**LISTING**
━━━━━━━━━━━━━━━━━━━━━━━━━━━━━━

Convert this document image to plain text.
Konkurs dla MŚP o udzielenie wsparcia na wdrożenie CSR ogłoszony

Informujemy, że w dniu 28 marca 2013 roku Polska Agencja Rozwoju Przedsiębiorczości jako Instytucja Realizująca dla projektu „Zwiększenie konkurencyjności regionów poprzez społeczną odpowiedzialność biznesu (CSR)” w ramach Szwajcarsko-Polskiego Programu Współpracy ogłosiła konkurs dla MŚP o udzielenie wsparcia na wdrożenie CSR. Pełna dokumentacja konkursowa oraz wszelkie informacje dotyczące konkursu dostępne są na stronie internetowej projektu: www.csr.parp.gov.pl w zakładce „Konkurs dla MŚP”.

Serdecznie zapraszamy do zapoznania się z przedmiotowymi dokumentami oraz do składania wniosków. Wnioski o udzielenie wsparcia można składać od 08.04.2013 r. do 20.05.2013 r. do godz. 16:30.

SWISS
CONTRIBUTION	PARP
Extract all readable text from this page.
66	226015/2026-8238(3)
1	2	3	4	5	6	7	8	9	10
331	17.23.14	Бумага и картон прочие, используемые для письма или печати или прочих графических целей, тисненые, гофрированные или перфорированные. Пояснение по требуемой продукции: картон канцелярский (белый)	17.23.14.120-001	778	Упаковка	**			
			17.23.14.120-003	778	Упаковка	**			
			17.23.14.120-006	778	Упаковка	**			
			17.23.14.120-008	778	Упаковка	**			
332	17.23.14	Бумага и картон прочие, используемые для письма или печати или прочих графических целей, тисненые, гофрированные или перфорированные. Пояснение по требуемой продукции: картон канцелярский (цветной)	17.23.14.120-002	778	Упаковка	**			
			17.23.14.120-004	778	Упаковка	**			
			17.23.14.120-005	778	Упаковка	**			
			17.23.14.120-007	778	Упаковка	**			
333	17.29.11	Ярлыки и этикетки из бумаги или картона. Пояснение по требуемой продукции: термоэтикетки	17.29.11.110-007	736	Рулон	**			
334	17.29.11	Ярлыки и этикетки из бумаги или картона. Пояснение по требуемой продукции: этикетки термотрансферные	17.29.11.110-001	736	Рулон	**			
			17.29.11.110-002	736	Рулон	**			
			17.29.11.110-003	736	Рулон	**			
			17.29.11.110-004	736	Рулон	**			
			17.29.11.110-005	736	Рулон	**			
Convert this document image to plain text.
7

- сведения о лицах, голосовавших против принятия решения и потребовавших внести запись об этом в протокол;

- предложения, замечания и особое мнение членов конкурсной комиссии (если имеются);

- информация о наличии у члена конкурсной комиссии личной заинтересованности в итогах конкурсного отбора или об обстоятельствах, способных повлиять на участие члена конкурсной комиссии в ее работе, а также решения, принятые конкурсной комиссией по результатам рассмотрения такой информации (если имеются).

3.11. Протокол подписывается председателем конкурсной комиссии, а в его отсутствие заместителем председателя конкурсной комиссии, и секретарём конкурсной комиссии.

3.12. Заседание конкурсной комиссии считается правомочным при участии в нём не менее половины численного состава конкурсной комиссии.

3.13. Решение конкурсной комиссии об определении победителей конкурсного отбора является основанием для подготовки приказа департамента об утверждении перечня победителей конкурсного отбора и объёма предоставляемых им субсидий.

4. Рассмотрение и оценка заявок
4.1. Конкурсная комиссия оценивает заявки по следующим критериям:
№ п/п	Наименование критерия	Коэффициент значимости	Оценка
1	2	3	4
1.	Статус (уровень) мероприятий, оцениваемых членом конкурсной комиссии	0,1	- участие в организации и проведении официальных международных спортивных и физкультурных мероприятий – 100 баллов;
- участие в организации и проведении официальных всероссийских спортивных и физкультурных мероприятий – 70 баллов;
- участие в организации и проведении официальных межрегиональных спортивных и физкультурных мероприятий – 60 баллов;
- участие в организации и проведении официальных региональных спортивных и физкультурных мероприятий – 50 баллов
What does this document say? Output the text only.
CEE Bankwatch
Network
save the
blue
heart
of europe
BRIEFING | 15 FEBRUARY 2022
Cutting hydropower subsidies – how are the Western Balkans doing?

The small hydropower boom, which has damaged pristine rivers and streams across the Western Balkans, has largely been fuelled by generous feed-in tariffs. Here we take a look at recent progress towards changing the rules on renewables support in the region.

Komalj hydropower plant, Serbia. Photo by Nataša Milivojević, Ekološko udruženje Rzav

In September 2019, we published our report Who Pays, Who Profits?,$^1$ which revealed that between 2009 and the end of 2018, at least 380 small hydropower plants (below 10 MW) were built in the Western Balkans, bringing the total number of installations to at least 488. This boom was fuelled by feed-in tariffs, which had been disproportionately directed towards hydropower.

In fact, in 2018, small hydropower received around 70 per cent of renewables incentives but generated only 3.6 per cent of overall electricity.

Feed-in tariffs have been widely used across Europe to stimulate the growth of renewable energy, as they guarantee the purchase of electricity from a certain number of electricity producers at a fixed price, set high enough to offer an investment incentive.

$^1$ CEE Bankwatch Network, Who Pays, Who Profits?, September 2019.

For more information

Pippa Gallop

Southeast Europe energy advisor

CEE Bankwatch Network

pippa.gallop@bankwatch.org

━━━━━━━━━━━━━━━━━━━━━━━━━━━━━━

**STATED TASK**
Output every entry shown above, exactly.

**FINAL ANSWER**
Convert this document image to plain text.
Konkurs dla MŚP o udzielenie wsparcia na wdrożenie CSR ogłoszony

Informujemy, że w dniu 28 marca 2013 roku Polska Agencja Rozwoju Przedsiębiorczości jako Instytucja Realizująca dla projektu „Zwiększenie konkurencyjności regionów poprzez społeczną odpowiedzialność biznesu (CSR)” w ramach Szwajcarsko-Polskiego Programu Współpracy ogłosiła konkurs dla MŚP o udzielenie wsparcia na wdrożenie CSR. Pełna dokumentacja konkursowa oraz wszelkie informacje dotyczące konkursu dostępne są na stronie internetowej projektu: www.csr.parp.gov.pl w zakładce „Konkurs dla MŚP”.

Serdecznie zapraszamy do zapoznania się z przedmiotowymi dokumentami oraz do składania wniosków. Wnioski o udzielenie wsparcia można składać od 08.04.2013 r. do 20.05.2013 r. do godz. 16:30.

SWISS
CONTRIBUTION	PARP
Extract all readable text from this page.
66	226015/2026-8238(3)
1	2	3	4	5	6	7	8	9	10
331	17.23.14	Бумага и картон прочие, используемые для письма или печати или прочих графических целей, тисненые, гофрированные или перфорированные. Пояснение по требуемой продукции: картон канцелярский (белый)	17.23.14.120-001	778	Упаковка	**			
			17.23.14.120-003	778	Упаковка	**			
			17.23.14.120-006	778	Упаковка	**			
			17.23.14.120-008	778	Упаковка	**			
332	17.23.14	Бумага и картон прочие, используемые для письма или печати или прочих графических целей, тисненые, гофрированные или перфорированные. Пояснение по требуемой продукции: картон канцелярский (цветной)	17.23.14.120-002	778	Упаковка	**			
			17.23.14.120-004	778	Упаковка	**			
			17.23.14.120-005	778	Упаковка	**			
			17.23.14.120-007	778	Упаковка	**			
333	17.29.11	Ярлыки и этикетки из бумаги или картона. Пояснение по требуемой продукции: термоэтикетки	17.29.11.110-007	736	Рулон	**			
334	17.29.11	Ярлыки и этикетки из бумаги или картона. Пояснение по требуемой продукции: этикетки термотрансферные	17.29.11.110-001	736	Рулон	**			
			17.29.11.110-002	736	Рулон	**			
			17.29.11.110-003	736	Рулон	**			
			17.29.11.110-004	736	Рулон	**			
			17.29.11.110-005	736	Рулон	**			
Convert this document image to plain text.
7

- сведения о лицах, голосовавших против принятия решения и потребовавших внести запись об этом в протокол;

- предложения, замечания и особое мнение членов конкурсной комиссии (если имеются);

- информация о наличии у члена конкурсной комиссии личной заинтересованности в итогах конкурсного отбора или об обстоятельствах, способных повлиять на участие члена конкурсной комиссии в ее работе, а также решения, принятые конкурсной комиссией по результатам рассмотрения такой информации (если имеются).

3.11. Протокол подписывается председателем конкурсной комиссии, а в его отсутствие заместителем председателя конкурсной комиссии, и секретарём конкурсной комиссии.

3.12. Заседание конкурсной комиссии считается правомочным при участии в нём не менее половины численного состава конкурсной комиссии.

3.13. Решение конкурсной комиссии об определении победителей конкурсного отбора является основанием для подготовки приказа департамента об утверждении перечня победителей конкурсного отбора и объёма предоставляемых им субсидий.

4. Рассмотрение и оценка заявок
4.1. Конкурсная комиссия оценивает заявки по следующим критериям:
№ п/п	Наименование критерия	Коэффициент значимости	Оценка
1	2	3	4
1.	Статус (уровень) мероприятий, оцениваемых членом конкурсной комиссии	0,1	- участие в организации и проведении официальных международных спортивных и физкультурных мероприятий – 100 баллов;
- участие в организации и проведении официальных всероссийских спортивных и физкультурных мероприятий – 70 баллов;
- участие в организации и проведении официальных межрегиональных спортивных и физкультурных мероприятий – 60 баллов;
- участие в организации и проведении официальных региональных спортивных и физкультурных мероприятий – 50 баллов
What does this document say? Output the text only.
CEE Bankwatch
Network
save the
blue
heart
of europe
BRIEFING | 15 FEBRUARY 2022
Cutting hydropower subsidies – how are the Western Balkans doing?

The small hydropower boom, which has damaged pristine rivers and streams across the Western Balkans, has largely been fuelled by generous feed-in tariffs. Here we take a look at recent progress towards changing the rules on renewables support in the region.

Komalj hydropower plant, Serbia. Photo by Nataša Milivojević, Ekološko udruženje Rzav

In September 2019, we published our report Who Pays, Who Profits?,$^1$ which revealed that between 2009 and the end of 2018, at least 380 small hydropower plants (below 10 MW) were built in the Western Balkans, bringing the total number of installations to at least 488. This boom was fuelled by feed-in tariffs, which had been disproportionately directed towards hydropower.

In fact, in 2018, small hydropower received around 70 per cent of renewables incentives but generated only 3.6 per cent of overall electricity.

Feed-in tariffs have been widely used across Europe to stimulate the growth of renewable energy, as they guarantee the purchase of electricity from a certain number of electricity producers at a fixed price, set high enough to offer an investment incentive.

$^1$ CEE Bankwatch Network, Who Pays, Who Profits?, September 2019.

For more information

Pippa Gallop

Southeast Europe energy advisor

CEE Bankwatch Network

pippa.gallop@bankwatch.org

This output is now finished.